● DATA PROVIDED
********************

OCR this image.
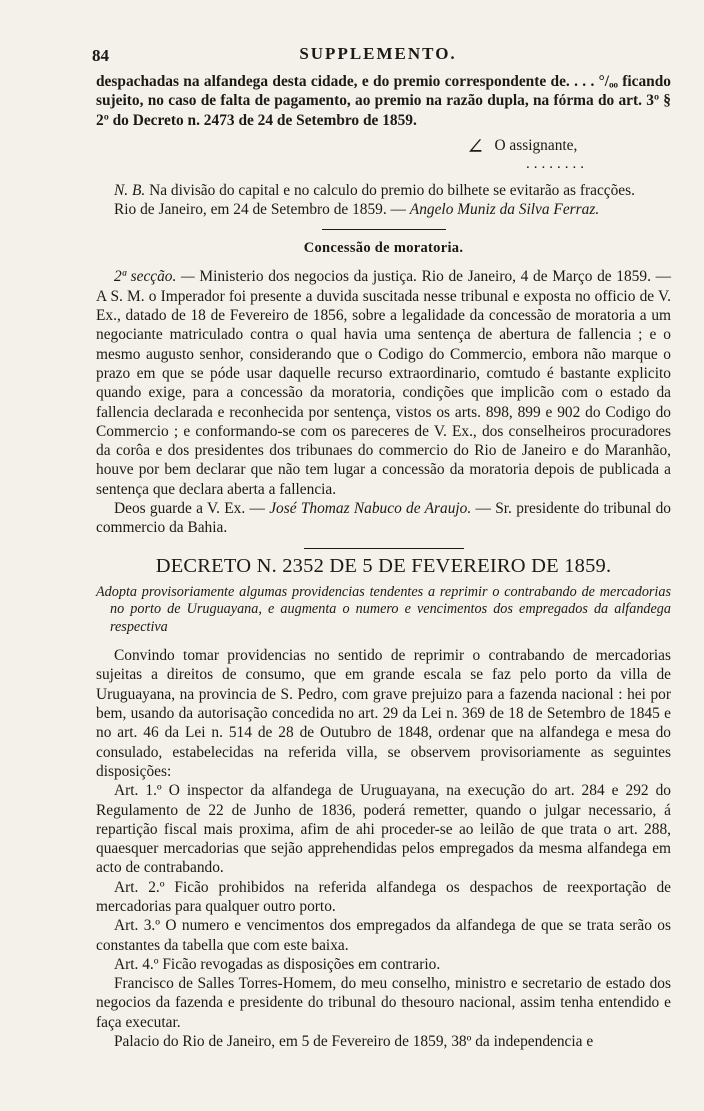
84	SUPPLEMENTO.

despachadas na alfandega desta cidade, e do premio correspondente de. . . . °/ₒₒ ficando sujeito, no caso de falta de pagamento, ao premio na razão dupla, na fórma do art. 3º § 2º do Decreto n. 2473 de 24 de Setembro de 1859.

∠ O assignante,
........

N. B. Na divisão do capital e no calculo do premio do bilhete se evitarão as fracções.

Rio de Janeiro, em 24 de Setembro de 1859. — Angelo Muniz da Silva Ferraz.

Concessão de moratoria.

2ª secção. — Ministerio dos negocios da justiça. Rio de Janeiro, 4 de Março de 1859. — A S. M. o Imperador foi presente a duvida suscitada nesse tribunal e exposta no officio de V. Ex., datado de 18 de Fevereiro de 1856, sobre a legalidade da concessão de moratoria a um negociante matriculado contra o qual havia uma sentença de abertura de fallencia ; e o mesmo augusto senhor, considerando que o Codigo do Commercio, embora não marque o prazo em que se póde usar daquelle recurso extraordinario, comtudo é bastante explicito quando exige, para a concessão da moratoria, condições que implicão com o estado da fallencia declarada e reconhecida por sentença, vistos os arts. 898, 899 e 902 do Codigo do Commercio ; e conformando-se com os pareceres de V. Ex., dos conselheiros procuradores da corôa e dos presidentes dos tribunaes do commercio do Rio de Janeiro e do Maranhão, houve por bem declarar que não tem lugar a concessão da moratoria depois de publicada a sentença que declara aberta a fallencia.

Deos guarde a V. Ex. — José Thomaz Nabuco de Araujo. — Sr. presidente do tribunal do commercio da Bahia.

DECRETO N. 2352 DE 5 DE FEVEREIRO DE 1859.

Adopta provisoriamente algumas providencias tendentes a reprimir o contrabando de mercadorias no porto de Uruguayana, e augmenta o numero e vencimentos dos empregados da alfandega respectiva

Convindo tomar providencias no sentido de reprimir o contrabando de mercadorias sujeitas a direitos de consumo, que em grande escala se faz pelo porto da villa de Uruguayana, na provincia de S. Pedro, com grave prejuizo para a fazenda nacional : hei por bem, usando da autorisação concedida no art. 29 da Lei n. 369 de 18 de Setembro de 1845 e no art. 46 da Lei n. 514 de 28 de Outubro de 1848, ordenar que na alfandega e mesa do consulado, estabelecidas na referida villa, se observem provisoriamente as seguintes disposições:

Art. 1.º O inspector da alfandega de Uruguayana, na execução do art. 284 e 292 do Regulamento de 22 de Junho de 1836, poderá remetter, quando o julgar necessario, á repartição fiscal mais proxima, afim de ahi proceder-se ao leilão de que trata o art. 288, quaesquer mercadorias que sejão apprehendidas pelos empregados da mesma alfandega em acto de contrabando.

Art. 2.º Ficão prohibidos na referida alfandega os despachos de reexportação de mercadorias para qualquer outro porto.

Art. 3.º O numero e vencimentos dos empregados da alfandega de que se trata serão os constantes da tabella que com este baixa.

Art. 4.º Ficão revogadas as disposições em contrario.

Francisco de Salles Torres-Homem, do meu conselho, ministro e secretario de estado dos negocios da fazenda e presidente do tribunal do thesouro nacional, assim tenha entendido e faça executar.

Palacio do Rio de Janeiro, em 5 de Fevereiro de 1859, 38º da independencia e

********************

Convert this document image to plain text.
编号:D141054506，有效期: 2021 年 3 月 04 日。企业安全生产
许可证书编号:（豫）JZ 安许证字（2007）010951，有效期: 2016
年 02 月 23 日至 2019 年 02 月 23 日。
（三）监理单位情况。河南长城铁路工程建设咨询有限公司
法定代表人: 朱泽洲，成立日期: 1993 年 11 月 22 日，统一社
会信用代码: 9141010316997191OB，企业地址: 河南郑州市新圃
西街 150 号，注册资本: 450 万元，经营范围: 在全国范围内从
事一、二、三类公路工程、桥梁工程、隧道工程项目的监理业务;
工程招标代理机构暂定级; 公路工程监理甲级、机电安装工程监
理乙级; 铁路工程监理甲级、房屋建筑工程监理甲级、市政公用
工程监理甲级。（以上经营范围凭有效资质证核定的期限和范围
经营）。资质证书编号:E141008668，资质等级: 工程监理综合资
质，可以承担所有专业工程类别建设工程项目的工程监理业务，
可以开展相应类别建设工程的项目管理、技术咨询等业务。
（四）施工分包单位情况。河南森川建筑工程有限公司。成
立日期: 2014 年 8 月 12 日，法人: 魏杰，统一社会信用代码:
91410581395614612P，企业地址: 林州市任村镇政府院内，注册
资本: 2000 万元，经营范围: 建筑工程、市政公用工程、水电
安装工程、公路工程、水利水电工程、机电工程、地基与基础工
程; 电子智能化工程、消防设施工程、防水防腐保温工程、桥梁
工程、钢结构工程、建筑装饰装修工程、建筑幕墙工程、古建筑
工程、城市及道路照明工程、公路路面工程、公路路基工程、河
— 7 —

********************

● SHORT PROBLEM
Please list every line of the records that contains "premio".

● THE COMPLETED TASK
despachadas na alfandega desta cidade, e do premio correspondente de. . . . °/ₒₒ ficando sujeito, no caso de falta de pagamento, ao premio na razão dupla, na fórma do art. 3º § 2º do Decreto n. 2473 de 24 de Setembro de 1859.
N. B. Na divisão do capital e no calculo do premio do bilhete se evitarão as fracções.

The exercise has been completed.